◆ SUPPLIED MATERIAL ◆
· · · ·
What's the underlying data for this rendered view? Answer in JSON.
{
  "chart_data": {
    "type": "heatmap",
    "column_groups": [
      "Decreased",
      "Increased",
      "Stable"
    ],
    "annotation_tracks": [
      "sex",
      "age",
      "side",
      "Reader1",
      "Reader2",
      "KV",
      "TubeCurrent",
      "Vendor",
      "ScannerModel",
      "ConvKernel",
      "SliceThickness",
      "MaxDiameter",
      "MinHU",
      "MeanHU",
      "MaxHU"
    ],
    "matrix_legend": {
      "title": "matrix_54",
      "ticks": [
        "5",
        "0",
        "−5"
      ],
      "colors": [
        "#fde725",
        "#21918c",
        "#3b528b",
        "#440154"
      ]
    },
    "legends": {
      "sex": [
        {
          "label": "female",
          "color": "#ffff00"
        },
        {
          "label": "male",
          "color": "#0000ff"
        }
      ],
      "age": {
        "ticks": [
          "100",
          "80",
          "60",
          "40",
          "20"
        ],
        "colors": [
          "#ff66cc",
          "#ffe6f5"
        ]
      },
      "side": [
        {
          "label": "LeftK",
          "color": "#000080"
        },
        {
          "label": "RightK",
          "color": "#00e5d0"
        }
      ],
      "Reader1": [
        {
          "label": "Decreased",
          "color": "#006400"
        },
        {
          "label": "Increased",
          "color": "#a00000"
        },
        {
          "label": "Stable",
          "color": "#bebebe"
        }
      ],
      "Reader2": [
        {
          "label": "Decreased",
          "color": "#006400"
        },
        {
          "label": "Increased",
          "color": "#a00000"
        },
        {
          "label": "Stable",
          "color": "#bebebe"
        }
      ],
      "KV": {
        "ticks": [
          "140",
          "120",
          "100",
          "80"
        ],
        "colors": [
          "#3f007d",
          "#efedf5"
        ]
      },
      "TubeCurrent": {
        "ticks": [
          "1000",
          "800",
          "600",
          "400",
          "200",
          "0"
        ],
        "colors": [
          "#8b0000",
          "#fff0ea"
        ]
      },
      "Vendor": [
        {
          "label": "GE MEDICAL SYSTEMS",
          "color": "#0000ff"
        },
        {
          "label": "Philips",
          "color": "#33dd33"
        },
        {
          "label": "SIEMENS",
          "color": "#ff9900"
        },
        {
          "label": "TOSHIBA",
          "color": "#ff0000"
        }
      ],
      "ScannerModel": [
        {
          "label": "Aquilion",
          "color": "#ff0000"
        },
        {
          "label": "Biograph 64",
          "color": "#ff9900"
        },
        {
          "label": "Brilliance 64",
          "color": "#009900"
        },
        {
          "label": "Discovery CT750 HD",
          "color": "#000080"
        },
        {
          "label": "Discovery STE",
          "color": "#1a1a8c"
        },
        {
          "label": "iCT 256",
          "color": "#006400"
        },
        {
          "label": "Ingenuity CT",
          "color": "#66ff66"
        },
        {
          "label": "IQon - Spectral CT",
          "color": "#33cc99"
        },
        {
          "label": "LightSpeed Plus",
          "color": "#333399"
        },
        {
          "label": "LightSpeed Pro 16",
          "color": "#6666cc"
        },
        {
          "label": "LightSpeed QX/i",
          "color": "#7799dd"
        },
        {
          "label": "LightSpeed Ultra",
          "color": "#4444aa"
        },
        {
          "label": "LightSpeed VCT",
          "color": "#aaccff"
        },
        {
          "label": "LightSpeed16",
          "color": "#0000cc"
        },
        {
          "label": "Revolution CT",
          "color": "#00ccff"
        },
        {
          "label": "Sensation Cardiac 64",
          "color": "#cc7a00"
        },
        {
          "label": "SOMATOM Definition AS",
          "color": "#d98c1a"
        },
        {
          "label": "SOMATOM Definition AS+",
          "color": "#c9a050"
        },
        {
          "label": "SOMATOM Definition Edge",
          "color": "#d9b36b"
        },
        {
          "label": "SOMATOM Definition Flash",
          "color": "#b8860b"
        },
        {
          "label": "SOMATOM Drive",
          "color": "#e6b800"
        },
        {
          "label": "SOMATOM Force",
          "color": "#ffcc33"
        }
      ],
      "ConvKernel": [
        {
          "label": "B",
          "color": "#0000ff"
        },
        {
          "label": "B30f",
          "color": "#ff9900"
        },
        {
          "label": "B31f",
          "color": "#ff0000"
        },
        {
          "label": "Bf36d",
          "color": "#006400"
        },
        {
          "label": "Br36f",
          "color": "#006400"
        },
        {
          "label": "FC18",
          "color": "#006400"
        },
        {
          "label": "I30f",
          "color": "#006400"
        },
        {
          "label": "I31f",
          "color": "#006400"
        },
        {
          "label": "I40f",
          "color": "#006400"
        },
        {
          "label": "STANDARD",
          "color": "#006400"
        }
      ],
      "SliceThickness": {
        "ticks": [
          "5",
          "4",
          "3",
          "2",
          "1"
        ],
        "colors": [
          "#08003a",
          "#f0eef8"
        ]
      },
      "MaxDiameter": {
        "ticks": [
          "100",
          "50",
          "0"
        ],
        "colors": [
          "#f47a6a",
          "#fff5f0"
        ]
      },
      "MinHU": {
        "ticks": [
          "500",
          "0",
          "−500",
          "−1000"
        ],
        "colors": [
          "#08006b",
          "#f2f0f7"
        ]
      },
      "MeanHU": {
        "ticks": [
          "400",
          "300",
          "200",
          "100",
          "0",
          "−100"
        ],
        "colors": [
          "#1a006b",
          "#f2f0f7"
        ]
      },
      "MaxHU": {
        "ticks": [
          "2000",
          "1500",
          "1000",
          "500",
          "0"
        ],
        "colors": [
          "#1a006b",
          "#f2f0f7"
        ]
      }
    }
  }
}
· · · ·
◆ WHAT YOU WILL DO ◆
Pick each line holding the word "Discovery" out of the data and copy it.

◆ FULL ANSWER ◆
          "label": "Discovery CT750 HD",
          "label": "Discovery STE",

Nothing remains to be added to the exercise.